*Your task*:
Write out each line from the data below that includes the word "content".

*Task inputs*:
• • •
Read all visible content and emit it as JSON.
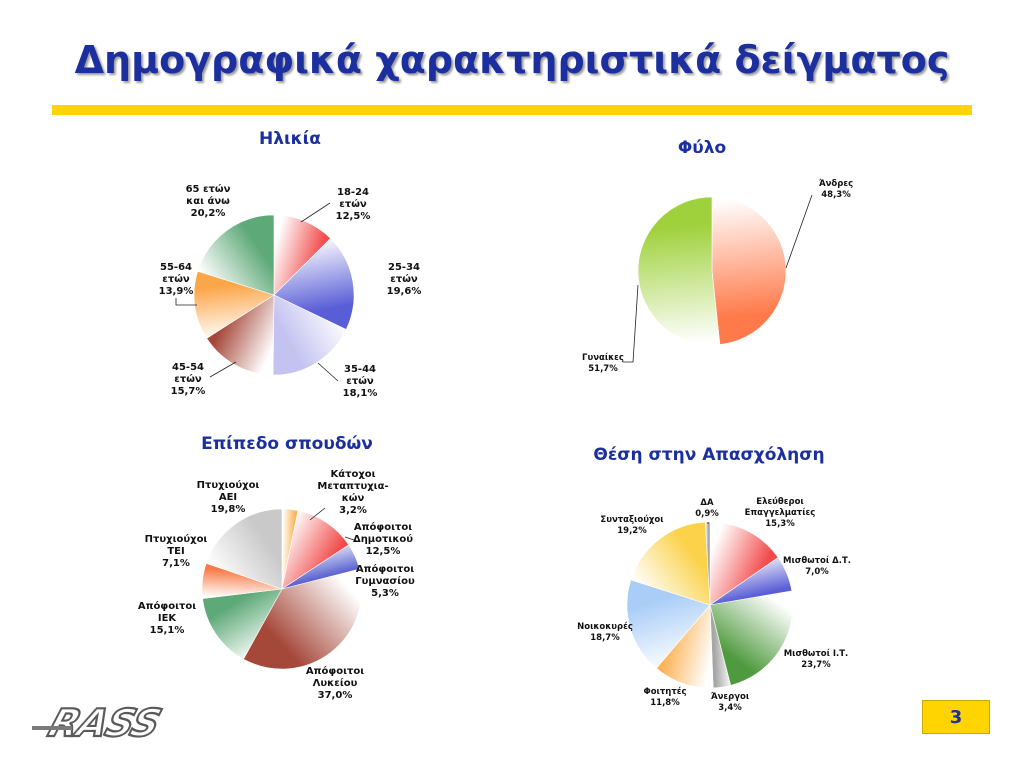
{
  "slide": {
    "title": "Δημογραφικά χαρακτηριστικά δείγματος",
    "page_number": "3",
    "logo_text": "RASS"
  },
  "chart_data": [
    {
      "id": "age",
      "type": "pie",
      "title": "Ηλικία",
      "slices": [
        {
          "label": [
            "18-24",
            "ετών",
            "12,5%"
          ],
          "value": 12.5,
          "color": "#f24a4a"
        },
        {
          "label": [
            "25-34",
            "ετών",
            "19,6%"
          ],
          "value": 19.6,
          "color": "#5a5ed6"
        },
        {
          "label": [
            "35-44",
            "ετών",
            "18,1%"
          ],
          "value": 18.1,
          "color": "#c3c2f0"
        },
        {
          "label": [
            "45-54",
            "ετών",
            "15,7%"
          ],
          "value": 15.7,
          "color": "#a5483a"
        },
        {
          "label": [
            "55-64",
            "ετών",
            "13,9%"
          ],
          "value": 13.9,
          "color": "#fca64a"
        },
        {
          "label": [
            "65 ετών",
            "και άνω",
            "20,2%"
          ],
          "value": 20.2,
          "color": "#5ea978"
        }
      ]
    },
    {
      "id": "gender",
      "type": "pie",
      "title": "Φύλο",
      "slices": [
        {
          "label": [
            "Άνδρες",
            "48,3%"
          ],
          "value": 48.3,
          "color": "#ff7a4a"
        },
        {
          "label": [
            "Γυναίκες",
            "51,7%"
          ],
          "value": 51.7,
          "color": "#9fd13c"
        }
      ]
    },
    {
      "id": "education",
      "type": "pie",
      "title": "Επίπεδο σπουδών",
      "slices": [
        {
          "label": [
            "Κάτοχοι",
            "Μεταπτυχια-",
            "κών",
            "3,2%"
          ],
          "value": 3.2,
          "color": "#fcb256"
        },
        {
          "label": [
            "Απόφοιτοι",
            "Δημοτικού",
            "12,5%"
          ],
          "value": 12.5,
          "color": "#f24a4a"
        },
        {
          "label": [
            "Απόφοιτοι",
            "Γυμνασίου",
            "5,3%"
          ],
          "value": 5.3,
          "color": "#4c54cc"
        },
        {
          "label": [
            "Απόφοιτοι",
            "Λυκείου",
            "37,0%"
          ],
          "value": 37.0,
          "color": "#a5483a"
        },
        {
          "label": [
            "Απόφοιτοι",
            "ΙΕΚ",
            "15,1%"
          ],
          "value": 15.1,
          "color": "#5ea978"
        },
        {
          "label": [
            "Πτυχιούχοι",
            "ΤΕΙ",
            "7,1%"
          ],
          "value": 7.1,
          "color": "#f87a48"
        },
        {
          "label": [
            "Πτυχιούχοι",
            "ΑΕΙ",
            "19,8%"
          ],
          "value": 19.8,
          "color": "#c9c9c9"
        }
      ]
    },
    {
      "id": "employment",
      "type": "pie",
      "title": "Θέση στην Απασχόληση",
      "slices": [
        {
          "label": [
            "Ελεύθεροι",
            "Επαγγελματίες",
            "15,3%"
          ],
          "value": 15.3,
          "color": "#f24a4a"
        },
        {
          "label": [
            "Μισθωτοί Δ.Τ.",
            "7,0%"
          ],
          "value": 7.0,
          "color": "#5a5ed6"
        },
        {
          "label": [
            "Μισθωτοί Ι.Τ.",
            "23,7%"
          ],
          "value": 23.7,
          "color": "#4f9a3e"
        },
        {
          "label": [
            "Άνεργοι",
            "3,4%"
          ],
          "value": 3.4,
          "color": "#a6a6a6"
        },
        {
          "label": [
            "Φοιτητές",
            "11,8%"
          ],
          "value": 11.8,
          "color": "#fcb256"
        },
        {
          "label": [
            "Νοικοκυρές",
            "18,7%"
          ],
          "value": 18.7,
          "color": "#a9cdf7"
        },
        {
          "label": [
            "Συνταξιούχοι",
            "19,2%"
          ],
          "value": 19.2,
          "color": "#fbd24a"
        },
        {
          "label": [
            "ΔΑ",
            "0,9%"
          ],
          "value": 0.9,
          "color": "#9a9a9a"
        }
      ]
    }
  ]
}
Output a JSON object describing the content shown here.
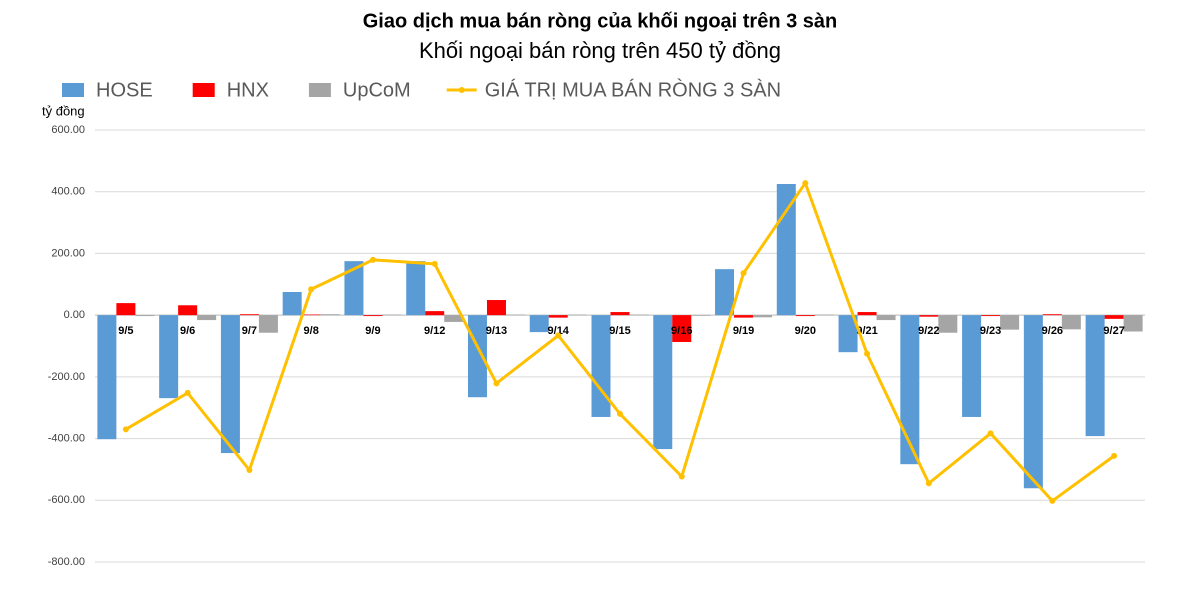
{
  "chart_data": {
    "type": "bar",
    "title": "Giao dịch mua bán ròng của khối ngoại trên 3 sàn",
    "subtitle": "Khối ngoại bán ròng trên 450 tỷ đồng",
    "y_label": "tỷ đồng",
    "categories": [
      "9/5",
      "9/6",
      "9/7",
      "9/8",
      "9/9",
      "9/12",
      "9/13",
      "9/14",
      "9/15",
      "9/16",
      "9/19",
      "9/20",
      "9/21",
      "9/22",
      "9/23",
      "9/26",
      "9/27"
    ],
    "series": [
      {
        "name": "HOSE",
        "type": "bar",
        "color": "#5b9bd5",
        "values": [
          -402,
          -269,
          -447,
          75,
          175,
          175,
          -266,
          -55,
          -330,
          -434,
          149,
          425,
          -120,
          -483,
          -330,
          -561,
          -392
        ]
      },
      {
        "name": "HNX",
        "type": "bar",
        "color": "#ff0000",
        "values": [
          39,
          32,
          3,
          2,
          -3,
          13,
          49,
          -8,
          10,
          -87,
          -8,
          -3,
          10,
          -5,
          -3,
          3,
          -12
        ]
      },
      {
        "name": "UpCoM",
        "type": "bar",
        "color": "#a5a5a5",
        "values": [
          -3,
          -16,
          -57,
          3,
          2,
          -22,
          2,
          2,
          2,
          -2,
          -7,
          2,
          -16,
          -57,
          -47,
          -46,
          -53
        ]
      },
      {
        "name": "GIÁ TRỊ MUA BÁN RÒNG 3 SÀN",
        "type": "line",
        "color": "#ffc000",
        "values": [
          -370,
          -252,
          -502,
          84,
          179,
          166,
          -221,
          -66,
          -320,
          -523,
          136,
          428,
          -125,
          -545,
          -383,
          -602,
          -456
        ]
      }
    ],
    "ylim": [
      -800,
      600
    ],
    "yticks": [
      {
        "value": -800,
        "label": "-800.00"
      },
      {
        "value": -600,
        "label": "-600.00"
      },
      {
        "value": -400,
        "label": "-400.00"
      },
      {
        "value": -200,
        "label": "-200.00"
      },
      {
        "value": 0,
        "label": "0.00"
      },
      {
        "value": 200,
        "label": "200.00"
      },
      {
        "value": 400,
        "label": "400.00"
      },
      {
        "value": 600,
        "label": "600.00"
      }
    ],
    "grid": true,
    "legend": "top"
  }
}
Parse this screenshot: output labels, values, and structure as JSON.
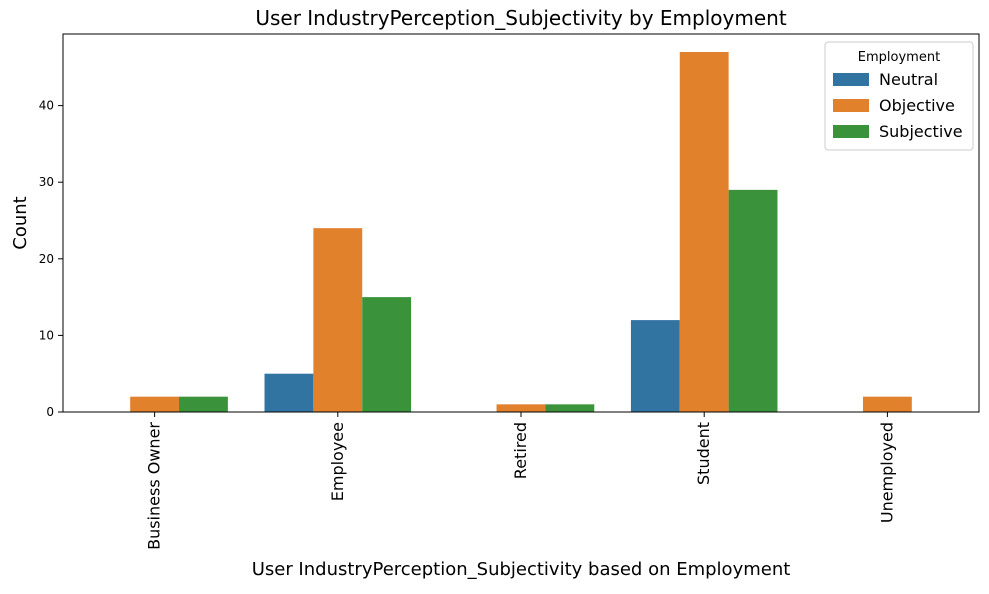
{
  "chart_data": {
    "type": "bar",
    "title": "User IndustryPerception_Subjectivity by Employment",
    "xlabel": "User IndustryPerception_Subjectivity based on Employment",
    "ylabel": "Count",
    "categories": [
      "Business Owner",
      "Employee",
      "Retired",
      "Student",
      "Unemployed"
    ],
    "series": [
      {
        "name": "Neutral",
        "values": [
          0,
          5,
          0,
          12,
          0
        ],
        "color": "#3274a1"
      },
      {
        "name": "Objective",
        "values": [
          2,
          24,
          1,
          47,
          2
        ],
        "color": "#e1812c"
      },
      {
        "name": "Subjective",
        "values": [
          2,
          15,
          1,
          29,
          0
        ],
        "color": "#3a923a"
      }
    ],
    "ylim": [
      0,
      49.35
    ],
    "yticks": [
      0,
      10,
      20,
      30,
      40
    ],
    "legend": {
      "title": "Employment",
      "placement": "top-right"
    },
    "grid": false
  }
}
• • •
*Answer below*:
Read all visible content and emit it as JSON.
Output a JSON object describing the content shown here.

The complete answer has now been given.